CHALLENGE:
Copy the records from the line containing "FancyArrowPatch shape xyxy=(51,212,146,249)" through the line containing "Text: External alarm 2B: External", inclusive, changing every "Bar" to "Rectangle" and leaving all else as it is. Give only those lines.
--- DATASET RECORDS ---
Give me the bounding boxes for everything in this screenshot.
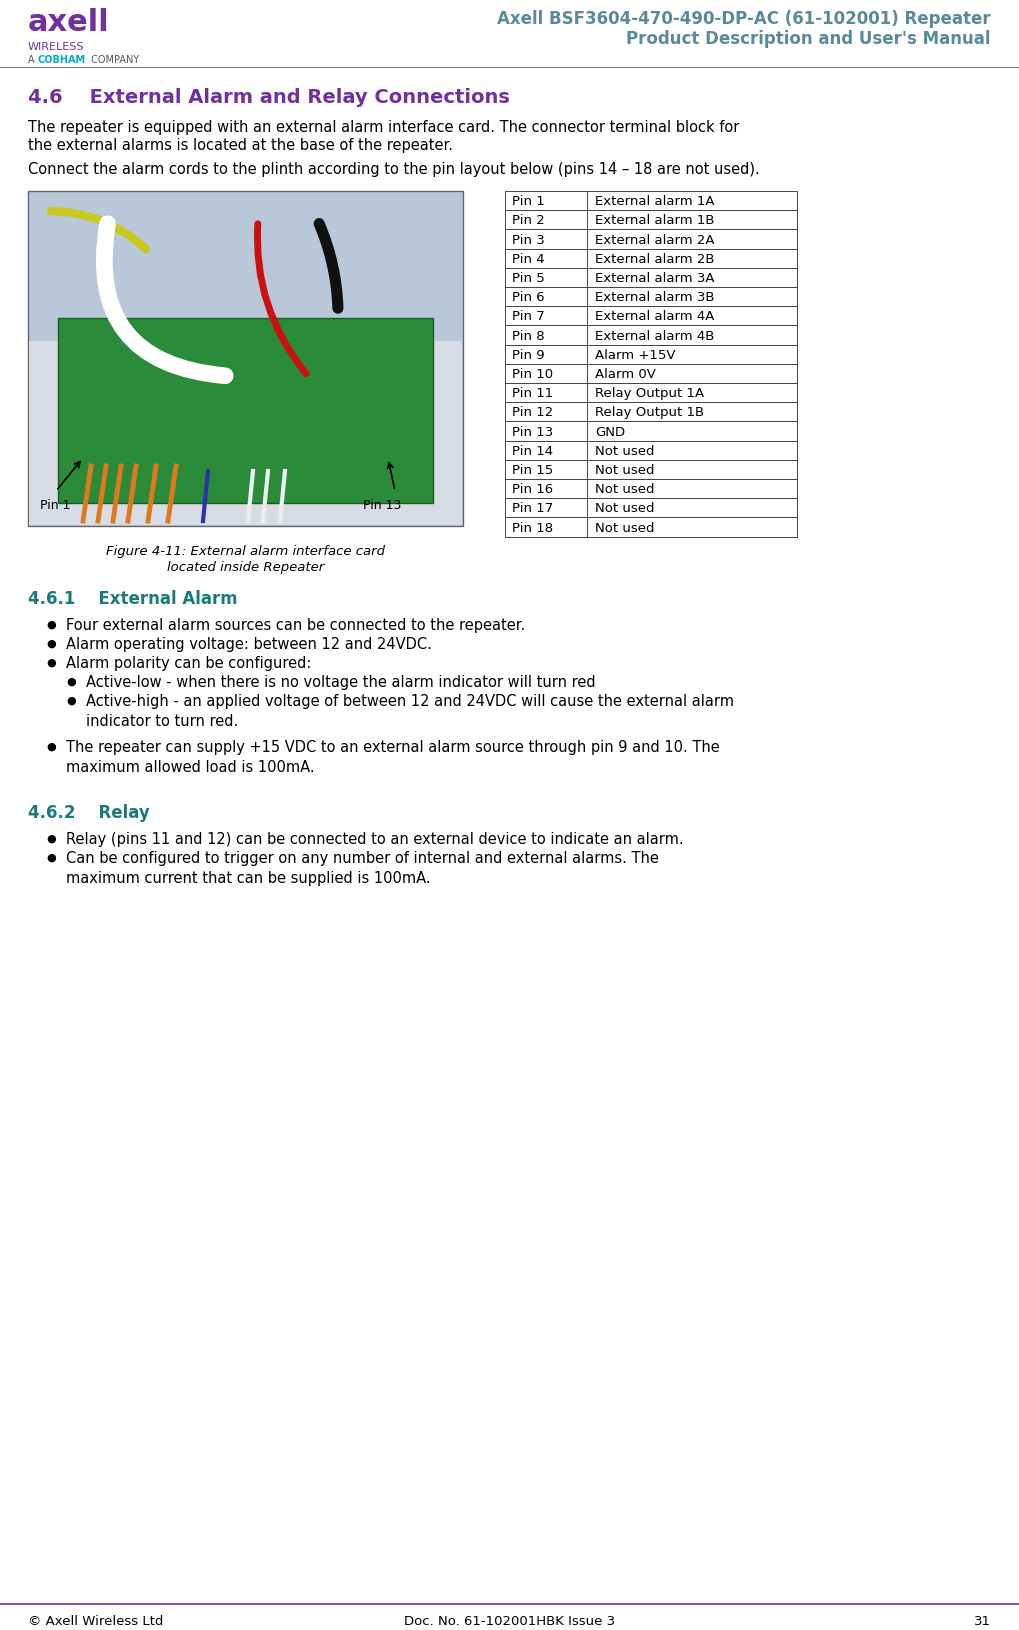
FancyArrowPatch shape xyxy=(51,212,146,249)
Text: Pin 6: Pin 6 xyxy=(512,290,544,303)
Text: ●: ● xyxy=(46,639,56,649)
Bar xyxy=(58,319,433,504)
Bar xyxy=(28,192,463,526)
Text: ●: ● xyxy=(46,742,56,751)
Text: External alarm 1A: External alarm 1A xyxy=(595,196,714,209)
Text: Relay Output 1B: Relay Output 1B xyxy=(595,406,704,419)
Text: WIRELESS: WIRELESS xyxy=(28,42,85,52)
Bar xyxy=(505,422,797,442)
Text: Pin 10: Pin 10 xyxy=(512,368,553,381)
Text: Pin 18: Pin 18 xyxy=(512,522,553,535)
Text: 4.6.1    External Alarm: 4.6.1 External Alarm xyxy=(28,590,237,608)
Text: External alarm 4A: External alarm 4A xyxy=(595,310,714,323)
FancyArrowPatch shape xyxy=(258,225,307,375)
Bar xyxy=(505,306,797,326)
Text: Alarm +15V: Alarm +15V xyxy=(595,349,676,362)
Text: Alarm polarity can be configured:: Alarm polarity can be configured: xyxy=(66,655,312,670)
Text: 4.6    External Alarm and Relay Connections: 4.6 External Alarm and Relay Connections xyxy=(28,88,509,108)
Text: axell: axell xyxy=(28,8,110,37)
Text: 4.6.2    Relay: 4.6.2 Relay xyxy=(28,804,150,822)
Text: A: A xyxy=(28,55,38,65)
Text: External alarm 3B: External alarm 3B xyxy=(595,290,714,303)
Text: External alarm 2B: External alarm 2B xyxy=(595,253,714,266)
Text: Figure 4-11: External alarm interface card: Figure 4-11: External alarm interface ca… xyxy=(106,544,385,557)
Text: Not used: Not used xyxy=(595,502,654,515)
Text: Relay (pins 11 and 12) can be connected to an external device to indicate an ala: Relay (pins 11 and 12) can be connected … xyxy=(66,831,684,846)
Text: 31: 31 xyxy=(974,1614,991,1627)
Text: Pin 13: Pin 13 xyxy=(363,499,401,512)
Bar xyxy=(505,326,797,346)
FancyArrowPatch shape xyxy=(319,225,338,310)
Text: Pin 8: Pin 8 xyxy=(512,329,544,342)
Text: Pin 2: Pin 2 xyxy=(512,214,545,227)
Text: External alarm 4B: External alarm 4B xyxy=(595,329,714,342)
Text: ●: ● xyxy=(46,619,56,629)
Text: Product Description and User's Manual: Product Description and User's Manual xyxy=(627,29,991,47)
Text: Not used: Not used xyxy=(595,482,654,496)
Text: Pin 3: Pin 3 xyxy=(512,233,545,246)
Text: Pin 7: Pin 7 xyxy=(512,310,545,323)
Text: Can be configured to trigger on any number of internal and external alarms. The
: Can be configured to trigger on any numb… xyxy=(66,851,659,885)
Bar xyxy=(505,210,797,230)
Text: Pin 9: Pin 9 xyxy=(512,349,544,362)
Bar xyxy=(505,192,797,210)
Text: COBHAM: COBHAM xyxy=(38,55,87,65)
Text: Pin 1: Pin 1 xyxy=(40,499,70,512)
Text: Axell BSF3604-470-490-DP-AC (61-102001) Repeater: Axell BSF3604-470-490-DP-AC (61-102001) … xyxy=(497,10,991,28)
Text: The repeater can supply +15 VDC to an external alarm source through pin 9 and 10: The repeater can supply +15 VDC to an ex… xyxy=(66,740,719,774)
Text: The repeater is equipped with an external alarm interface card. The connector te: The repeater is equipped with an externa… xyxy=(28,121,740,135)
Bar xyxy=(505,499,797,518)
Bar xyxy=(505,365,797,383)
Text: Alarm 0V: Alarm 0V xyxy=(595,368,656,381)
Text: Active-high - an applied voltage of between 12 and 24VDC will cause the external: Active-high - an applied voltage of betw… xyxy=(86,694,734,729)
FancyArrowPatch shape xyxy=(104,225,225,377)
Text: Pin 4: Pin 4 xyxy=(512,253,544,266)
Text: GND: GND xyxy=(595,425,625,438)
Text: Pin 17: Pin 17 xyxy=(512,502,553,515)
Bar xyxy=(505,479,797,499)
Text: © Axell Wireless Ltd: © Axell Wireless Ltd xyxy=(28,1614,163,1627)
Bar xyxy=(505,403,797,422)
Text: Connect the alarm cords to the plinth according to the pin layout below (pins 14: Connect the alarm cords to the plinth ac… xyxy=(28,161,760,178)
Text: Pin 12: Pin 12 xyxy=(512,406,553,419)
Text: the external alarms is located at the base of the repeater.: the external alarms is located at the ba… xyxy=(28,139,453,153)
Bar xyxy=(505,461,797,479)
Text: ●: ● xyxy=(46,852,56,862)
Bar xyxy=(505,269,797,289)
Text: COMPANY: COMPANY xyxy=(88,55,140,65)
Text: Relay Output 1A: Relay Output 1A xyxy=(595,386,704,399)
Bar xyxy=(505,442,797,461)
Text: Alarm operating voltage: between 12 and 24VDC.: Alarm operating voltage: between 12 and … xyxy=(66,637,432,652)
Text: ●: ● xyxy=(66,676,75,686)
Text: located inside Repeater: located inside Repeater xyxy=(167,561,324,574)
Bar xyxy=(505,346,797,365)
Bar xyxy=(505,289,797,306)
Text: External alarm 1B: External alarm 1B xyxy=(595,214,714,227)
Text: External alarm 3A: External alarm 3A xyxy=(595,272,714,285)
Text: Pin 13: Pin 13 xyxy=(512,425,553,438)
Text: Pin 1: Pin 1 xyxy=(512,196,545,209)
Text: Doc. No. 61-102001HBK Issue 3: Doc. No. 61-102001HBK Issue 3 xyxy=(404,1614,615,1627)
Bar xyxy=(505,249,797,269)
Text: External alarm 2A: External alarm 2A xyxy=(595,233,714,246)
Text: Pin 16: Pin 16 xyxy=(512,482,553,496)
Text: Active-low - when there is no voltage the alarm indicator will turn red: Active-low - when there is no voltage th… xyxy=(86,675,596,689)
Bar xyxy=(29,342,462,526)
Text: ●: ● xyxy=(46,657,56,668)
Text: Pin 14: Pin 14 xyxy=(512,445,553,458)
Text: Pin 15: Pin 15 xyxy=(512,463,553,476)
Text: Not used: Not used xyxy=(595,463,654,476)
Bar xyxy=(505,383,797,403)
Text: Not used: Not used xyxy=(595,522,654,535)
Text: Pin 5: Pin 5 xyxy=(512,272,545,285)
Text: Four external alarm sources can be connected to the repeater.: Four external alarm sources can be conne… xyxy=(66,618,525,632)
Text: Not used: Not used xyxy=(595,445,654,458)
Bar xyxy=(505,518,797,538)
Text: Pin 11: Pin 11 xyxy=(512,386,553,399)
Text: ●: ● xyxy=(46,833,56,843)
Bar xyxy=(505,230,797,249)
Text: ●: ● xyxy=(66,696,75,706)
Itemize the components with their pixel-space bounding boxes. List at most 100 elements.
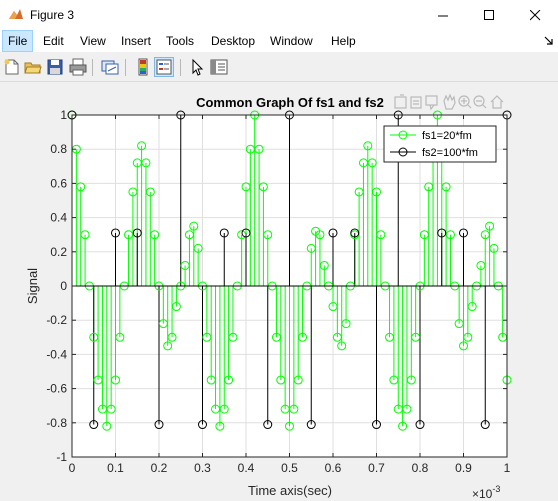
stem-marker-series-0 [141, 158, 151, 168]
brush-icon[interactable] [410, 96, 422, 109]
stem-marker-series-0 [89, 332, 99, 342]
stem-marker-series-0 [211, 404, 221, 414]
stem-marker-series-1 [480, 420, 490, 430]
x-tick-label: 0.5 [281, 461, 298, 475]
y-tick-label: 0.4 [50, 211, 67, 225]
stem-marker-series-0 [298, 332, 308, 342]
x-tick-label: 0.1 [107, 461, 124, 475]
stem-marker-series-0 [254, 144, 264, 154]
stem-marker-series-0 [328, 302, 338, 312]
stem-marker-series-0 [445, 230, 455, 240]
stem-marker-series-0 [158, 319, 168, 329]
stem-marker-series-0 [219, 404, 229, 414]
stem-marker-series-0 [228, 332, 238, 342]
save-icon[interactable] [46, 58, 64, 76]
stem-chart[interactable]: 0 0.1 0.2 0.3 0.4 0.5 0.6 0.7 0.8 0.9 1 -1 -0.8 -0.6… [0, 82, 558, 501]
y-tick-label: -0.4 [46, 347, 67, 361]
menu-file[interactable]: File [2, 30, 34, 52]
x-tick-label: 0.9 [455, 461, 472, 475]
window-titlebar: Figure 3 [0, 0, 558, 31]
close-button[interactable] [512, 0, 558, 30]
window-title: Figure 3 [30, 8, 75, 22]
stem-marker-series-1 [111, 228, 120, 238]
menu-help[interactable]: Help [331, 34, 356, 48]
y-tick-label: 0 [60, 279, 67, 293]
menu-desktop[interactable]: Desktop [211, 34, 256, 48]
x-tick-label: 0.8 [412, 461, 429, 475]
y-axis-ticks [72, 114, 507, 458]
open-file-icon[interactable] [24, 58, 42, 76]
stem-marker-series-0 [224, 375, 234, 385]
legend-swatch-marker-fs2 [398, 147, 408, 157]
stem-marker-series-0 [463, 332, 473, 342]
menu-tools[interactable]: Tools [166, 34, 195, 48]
---
THE COMPLETED TASK:
FancyArrowPatch shape xyxy=(51,212,146,249)
Text: Pin 6: Pin 6 xyxy=(512,290,544,303)
Text: ●: ● xyxy=(46,639,56,649)
Rectangle xyxy=(58,319,433,504)
Rectangle xyxy=(28,192,463,526)
Text: ●: ● xyxy=(46,742,56,751)
Text: External alarm 1A: External alarm 1A xyxy=(595,196,714,209)
Text: Relay Output 1B: Relay Output 1B xyxy=(595,406,704,419)
Text: WIRELESS: WIRELESS xyxy=(28,42,85,52)
Rectangle xyxy=(505,422,797,442)
Text: Pin 10: Pin 10 xyxy=(512,368,553,381)
Text: Pin 18: Pin 18 xyxy=(512,522,553,535)
Text: 4.6.1    External Alarm: 4.6.1 External Alarm xyxy=(28,590,237,608)
Text: External alarm 4A: External alarm 4A xyxy=(595,310,714,323)
FancyArrowPatch shape xyxy=(258,225,307,375)
Rectangle xyxy=(505,306,797,326)
Text: Alarm +15V: Alarm +15V xyxy=(595,349,676,362)
Text: Alarm polarity can be configured:: Alarm polarity can be configured: xyxy=(66,655,312,670)
Text: 4.6    External Alarm and Relay Connections: 4.6 External Alarm and Relay Connections xyxy=(28,88,509,108)
Text: axell: axell xyxy=(28,8,110,37)
Text: 4.6.2    Relay: 4.6.2 Relay xyxy=(28,804,150,822)
Text: A: A xyxy=(28,55,38,65)
Text: External alarm 3B: External alarm 3B xyxy=(595,290,714,303)
Text: External alarm 2B: External alarm 2B xyxy=(595,253,714,266)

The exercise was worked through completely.